## What is being asked
Repeat verbatim every line of the material, beginning at the line that holds "Decode this image" and ending at its last line.

--- BEGIN Records provided ---

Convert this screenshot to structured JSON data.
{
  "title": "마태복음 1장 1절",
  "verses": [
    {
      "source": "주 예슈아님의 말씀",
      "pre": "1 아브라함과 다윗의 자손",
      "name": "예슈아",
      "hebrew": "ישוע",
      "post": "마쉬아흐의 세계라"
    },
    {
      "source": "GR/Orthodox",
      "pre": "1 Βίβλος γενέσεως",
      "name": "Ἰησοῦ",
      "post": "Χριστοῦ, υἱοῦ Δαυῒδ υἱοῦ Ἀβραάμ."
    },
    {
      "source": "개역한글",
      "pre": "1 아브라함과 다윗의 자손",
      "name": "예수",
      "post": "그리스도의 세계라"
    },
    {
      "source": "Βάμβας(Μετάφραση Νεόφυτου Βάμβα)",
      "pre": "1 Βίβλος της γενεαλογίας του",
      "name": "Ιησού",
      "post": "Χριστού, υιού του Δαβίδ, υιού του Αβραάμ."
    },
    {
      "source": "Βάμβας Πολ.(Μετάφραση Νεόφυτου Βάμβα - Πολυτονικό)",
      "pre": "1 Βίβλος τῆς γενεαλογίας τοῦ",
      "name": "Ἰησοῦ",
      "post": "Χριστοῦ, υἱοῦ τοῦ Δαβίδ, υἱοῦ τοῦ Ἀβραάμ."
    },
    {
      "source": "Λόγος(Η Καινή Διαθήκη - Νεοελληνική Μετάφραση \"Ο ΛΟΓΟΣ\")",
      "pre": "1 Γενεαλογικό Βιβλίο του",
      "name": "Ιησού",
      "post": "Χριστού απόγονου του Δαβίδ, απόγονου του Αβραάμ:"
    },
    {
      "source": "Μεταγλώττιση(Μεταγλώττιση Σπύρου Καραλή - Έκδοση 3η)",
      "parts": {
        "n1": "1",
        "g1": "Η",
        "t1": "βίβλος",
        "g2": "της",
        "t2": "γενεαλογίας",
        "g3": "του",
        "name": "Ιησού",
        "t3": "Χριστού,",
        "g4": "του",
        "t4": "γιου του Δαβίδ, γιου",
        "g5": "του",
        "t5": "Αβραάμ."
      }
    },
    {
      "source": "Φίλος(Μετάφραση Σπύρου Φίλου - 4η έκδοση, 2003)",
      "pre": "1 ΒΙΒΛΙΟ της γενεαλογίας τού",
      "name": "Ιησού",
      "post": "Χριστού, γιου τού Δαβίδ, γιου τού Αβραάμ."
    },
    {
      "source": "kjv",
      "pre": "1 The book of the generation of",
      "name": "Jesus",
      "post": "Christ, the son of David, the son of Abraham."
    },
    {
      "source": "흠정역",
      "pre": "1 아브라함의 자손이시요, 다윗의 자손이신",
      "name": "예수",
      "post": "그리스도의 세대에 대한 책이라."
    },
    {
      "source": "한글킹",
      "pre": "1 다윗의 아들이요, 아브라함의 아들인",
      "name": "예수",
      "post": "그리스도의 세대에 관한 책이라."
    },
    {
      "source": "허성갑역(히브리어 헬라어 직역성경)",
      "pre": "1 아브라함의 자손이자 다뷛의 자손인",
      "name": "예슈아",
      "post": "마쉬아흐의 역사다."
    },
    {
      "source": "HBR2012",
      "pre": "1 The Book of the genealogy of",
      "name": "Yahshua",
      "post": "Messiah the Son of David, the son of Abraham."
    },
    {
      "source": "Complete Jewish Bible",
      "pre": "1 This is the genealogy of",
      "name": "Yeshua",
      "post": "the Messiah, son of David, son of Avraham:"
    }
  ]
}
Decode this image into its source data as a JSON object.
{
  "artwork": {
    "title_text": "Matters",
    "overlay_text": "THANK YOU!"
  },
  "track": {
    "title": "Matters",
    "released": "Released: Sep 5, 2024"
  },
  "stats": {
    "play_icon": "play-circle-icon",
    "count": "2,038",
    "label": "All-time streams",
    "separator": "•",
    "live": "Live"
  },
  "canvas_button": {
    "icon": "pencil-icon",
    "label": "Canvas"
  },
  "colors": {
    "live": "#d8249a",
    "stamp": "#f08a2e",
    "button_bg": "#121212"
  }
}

--- END Records provided ---

## Problem solution
Decode this image into its source data as a JSON object.
{
  "artwork": {
    "title_text": "Matters",
    "overlay_text": "THANK YOU!"
  },
  "track": {
    "title": "Matters",
    "released": "Released: Sep 5, 2024"
  },
  "stats": {
    "play_icon": "play-circle-icon",
    "count": "2,038",
    "label": "All-time streams",
    "separator": "•",
    "live": "Live"
  },
  "canvas_button": {
    "icon": "pencil-icon",
    "label": "Canvas"
  },
  "colors": {
    "live": "#d8249a",
    "stamp": "#f08a2e",
    "button_bg": "#121212"
  }
}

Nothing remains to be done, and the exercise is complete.